## Problem
Reproduce all of the data word for word.

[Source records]
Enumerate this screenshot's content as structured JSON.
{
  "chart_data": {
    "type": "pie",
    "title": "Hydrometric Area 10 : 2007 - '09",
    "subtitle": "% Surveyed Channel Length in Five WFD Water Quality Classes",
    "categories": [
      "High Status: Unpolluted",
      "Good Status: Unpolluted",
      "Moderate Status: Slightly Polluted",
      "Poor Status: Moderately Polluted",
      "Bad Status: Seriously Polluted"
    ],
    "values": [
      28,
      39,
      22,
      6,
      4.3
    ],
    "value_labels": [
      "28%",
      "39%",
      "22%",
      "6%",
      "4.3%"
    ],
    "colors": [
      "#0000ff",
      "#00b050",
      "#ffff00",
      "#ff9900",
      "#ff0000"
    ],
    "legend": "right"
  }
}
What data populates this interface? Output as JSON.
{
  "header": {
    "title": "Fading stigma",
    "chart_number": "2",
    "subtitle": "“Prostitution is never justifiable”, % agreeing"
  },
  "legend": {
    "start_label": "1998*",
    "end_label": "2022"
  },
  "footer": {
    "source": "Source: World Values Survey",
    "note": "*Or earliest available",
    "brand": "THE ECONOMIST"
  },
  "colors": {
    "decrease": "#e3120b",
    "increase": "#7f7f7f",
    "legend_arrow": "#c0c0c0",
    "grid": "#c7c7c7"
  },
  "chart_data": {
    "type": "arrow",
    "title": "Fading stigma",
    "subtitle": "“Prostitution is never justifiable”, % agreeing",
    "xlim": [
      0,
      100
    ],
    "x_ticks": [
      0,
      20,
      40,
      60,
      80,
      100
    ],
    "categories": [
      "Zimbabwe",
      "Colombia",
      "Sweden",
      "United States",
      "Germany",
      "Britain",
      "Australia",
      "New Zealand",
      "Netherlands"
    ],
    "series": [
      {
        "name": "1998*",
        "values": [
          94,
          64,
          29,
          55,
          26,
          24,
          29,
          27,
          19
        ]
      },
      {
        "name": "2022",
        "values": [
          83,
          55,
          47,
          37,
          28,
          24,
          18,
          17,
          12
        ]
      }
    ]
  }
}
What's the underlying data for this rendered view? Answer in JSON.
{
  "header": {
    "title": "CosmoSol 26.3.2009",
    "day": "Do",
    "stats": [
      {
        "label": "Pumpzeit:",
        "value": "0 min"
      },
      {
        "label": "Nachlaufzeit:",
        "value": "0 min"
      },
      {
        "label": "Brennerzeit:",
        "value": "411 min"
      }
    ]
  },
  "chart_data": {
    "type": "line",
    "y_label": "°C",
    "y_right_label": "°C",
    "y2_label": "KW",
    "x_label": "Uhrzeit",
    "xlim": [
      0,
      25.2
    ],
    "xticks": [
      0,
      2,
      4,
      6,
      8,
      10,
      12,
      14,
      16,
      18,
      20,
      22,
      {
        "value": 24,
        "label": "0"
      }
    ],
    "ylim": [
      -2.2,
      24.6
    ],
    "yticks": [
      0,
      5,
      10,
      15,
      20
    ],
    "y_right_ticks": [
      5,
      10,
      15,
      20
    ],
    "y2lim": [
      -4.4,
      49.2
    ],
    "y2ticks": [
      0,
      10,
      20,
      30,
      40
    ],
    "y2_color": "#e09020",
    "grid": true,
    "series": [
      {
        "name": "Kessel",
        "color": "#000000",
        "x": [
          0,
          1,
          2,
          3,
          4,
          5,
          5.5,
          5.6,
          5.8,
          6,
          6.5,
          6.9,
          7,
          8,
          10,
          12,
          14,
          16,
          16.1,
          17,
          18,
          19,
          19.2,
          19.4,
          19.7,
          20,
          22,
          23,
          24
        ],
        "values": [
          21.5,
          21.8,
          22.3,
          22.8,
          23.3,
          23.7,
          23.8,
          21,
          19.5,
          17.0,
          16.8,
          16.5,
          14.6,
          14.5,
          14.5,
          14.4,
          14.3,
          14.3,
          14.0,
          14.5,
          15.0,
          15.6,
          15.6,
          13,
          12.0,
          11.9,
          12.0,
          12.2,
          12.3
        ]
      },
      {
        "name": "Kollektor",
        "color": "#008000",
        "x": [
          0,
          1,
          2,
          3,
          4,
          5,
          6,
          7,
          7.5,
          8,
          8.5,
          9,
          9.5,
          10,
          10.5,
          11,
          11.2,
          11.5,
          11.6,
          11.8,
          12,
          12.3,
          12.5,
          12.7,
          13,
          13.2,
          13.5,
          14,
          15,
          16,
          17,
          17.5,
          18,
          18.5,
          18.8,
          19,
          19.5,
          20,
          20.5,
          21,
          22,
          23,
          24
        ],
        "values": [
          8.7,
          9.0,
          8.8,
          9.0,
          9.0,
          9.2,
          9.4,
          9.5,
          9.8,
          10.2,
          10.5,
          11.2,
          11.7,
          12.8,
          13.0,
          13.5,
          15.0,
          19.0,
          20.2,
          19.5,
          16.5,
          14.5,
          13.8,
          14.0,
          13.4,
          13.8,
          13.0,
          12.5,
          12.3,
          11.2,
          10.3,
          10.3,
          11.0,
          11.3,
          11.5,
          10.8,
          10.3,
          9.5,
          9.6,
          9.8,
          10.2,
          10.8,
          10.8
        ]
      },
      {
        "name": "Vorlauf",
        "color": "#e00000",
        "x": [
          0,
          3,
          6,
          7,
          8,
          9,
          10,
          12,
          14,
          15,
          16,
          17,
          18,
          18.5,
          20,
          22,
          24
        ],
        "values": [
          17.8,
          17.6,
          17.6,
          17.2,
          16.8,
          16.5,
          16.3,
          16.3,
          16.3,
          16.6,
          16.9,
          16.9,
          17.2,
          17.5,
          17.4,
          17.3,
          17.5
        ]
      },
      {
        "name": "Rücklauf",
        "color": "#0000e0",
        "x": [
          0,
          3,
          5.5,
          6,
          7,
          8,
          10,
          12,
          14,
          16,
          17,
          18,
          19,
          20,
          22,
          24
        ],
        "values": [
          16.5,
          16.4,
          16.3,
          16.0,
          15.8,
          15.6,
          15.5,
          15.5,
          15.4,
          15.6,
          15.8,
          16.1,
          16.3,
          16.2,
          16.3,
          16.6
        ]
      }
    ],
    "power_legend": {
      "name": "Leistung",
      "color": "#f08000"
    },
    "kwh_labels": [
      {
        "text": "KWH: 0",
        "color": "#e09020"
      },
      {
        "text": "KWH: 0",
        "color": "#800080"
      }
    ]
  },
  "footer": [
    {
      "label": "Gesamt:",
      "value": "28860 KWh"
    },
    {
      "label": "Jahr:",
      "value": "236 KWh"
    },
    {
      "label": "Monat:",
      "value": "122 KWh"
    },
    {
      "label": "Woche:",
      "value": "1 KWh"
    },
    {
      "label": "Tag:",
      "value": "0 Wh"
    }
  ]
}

## Expected answer
Enumerate this screenshot's content as structured JSON.
{
  "chart_data": {
    "type": "pie",
    "title": "Hydrometric Area 10 : 2007 - '09",
    "subtitle": "% Surveyed Channel Length in Five WFD Water Quality Classes",
    "categories": [
      "High Status: Unpolluted",
      "Good Status: Unpolluted",
      "Moderate Status: Slightly Polluted",
      "Poor Status: Moderately Polluted",
      "Bad Status: Seriously Polluted"
    ],
    "values": [
      28,
      39,
      22,
      6,
      4.3
    ],
    "value_labels": [
      "28%",
      "39%",
      "22%",
      "6%",
      "4.3%"
    ],
    "colors": [
      "#0000ff",
      "#00b050",
      "#ffff00",
      "#ff9900",
      "#ff0000"
    ],
    "legend": "right"
  }
}
What data populates this interface? Output as JSON.
{
  "header": {
    "title": "Fading stigma",
    "chart_number": "2",
    "subtitle": "“Prostitution is never justifiable”, % agreeing"
  },
  "legend": {
    "start_label": "1998*",
    "end_label": "2022"
  },
  "footer": {
    "source": "Source: World Values Survey",
    "note": "*Or earliest available",
    "brand": "THE ECONOMIST"
  },
  "colors": {
    "decrease": "#e3120b",
    "increase": "#7f7f7f",
    "legend_arrow": "#c0c0c0",
    "grid": "#c7c7c7"
  },
  "chart_data": {
    "type": "arrow",
    "title": "Fading stigma",
    "subtitle": "“Prostitution is never justifiable”, % agreeing",
    "xlim": [
      0,
      100
    ],
    "x_ticks": [
      0,
      20,
      40,
      60,
      80,
      100
    ],
    "categories": [
      "Zimbabwe",
      "Colombia",
      "Sweden",
      "United States",
      "Germany",
      "Britain",
      "Australia",
      "New Zealand",
      "Netherlands"
    ],
    "series": [
      {
        "name": "1998*",
        "values": [
          94,
          64,
          29,
          55,
          26,
          24,
          29,
          27,
          19
        ]
      },
      {
        "name": "2022",
        "values": [
          83,
          55,
          47,
          37,
          28,
          24,
          18,
          17,
          12
        ]
      }
    ]
  }
}
What's the underlying data for this rendered view? Answer in JSON.
{
  "header": {
    "title": "CosmoSol 26.3.2009",
    "day": "Do",
    "stats": [
      {
        "label": "Pumpzeit:",
        "value": "0 min"
      },
      {
        "label": "Nachlaufzeit:",
        "value": "0 min"
      },
      {
        "label": "Brennerzeit:",
        "value": "411 min"
      }
    ]
  },
  "chart_data": {
    "type": "line",
    "y_label": "°C",
    "y_right_label": "°C",
    "y2_label": "KW",
    "x_label": "Uhrzeit",
    "xlim": [
      0,
      25.2
    ],
    "xticks": [
      0,
      2,
      4,
      6,
      8,
      10,
      12,
      14,
      16,
      18,
      20,
      22,
      {
        "value": 24,
        "label": "0"
      }
    ],
    "ylim": [
      -2.2,
      24.6
    ],
    "yticks": [
      0,
      5,
      10,
      15,
      20
    ],
    "y_right_ticks": [
      5,
      10,
      15,
      20
    ],
    "y2lim": [
      -4.4,
      49.2
    ],
    "y2ticks": [
      0,
      10,
      20,
      30,
      40
    ],
    "y2_color": "#e09020",
    "grid": true,
    "series": [
      {
        "name": "Kessel",
        "color": "#000000",
        "x": [
          0,
          1,
          2,
          3,
          4,
          5,
          5.5,
          5.6,
          5.8,
          6,
          6.5,
          6.9,
          7,
          8,
          10,
          12,
          14,
          16,
          16.1,
          17,
          18,
          19,
          19.2,
          19.4,
          19.7,
          20,
          22,
          23,
          24
        ],
        "values": [
          21.5,
          21.8,
          22.3,
          22.8,
          23.3,
          23.7,
          23.8,
          21,
          19.5,
          17.0,
          16.8,
          16.5,
          14.6,
          14.5,
          14.5,
          14.4,
          14.3,
          14.3,
          14.0,
          14.5,
          15.0,
          15.6,
          15.6,
          13,
          12.0,
          11.9,
          12.0,
          12.2,
          12.3
        ]
      },
      {
        "name": "Kollektor",
        "color": "#008000",
        "x": [
          0,
          1,
          2,
          3,
          4,
          5,
          6,
          7,
          7.5,
          8,
          8.5,
          9,
          9.5,
          10,
          10.5,
          11,
          11.2,
          11.5,
          11.6,
          11.8,
          12,
          12.3,
          12.5,
          12.7,
          13,
          13.2,
          13.5,
          14,
          15,
          16,
          17,
          17.5,
          18,
          18.5,
          18.8,
          19,
          19.5,
          20,
          20.5,
          21,
          22,
          23,
          24
        ],
        "values": [
          8.7,
          9.0,
          8.8,
          9.0,
          9.0,
          9.2,
          9.4,
          9.5,
          9.8,
          10.2,
          10.5,
          11.2,
          11.7,
          12.8,
          13.0,
          13.5,
          15.0,
          19.0,
          20.2,
          19.5,
          16.5,
          14.5,
          13.8,
          14.0,
          13.4,
          13.8,
          13.0,
          12.5,
          12.3,
          11.2,
          10.3,
          10.3,
          11.0,
          11.3,
          11.5,
          10.8,
          10.3,
          9.5,
          9.6,
          9.8,
          10.2,
          10.8,
          10.8
        ]
      },
      {
        "name": "Vorlauf",
        "color": "#e00000",
        "x": [
          0,
          3,
          6,
          7,
          8,
          9,
          10,
          12,
          14,
          15,
          16,
          17,
          18,
          18.5,
          20,
          22,
          24
        ],
        "values": [
          17.8,
          17.6,
          17.6,
          17.2,
          16.8,
          16.5,
          16.3,
          16.3,
          16.3,
          16.6,
          16.9,
          16.9,
          17.2,
          17.5,
          17.4,
          17.3,
          17.5
        ]
      },
      {
        "name": "Rücklauf",
        "color": "#0000e0",
        "x": [
          0,
          3,
          5.5,
          6,
          7,
          8,
          10,
          12,
          14,
          16,
          17,
          18,
          19,
          20,
          22,
          24
        ],
        "values": [
          16.5,
          16.4,
          16.3,
          16.0,
          15.8,
          15.6,
          15.5,
          15.5,
          15.4,
          15.6,
          15.8,
          16.1,
          16.3,
          16.2,
          16.3,
          16.6
        ]
      }
    ],
    "power_legend": {
      "name": "Leistung",
      "color": "#f08000"
    },
    "kwh_labels": [
      {
        "text": "KWH: 0",
        "color": "#e09020"
      },
      {
        "text": "KWH: 0",
        "color": "#800080"
      }
    ]
  },
  "footer": [
    {
      "label": "Gesamt:",
      "value": "28860 KWh"
    },
    {
      "label": "Jahr:",
      "value": "236 KWh"
    },
    {
      "label": "Monat:",
      "value": "122 KWh"
    },
    {
      "label": "Woche:",
      "value": "1 KWh"
    },
    {
      "label": "Tag:",
      "value": "0 Wh"
    }
  ]
}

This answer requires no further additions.